Transcribe everything in the data word for word. Pictures are left out.

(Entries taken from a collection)
+ + +

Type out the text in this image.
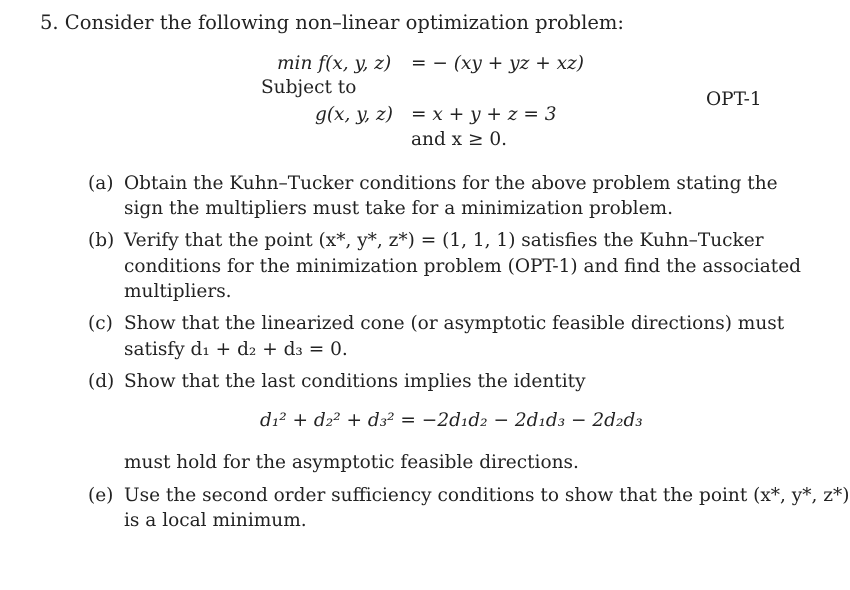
5. Consider the following non–linear optimization problem:
min f(x, y, z) = − (xy + yz + xz)
Subject to
g(x, y, z) = x + y + z = 3
and x ≥ 0.
OPT-1
(a) Obtain the Kuhn–Tucker conditions for the above problem stating the
sign the multipliers must take for a minimization problem.
(b) Verify that the point (x*, y*, z*) = (1, 1, 1) satisfies the Kuhn–Tucker
conditions for the minimization problem (OPT-1) and find the associated
multipliers.
(c) Show that the linearized cone (or asymptotic feasible directions) must
satisfy d₁ + d₂ + d₃ = 0.
(d) Show that the last conditions implies the identity
d₁² + d₂² + d₃² = −2d₁d₂ − 2d₁d₃ − 2d₂d₃
must hold for the asymptotic feasible directions.
(e) Use the second order sufficiency conditions to show that the point (x*, y*, z*)
is a local minimum.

+ + +

TASK RESULT
Type out the text in this image.
5. Consider the following non–linear optimization problem:
min f(x, y, z) = − (xy + yz + xz)
Subject to
g(x, y, z) = x + y + z = 3
and x ≥ 0.
OPT-1
(a) Obtain the Kuhn–Tucker conditions for the above problem stating the
sign the multipliers must take for a minimization problem.
(b) Verify that the point (x*, y*, z*) = (1, 1, 1) satisfies the Kuhn–Tucker
conditions for the minimization problem (OPT-1) and find the associated
multipliers.
(c) Show that the linearized cone (or asymptotic feasible directions) must
satisfy d₁ + d₂ + d₃ = 0.
(d) Show that the last conditions implies the identity
d₁² + d₂² + d₃² = −2d₁d₂ − 2d₁d₃ − 2d₂d₃
must hold for the asymptotic feasible directions.
(e) Use the second order sufficiency conditions to show that the point (x*, y*, z*)
is a local minimum.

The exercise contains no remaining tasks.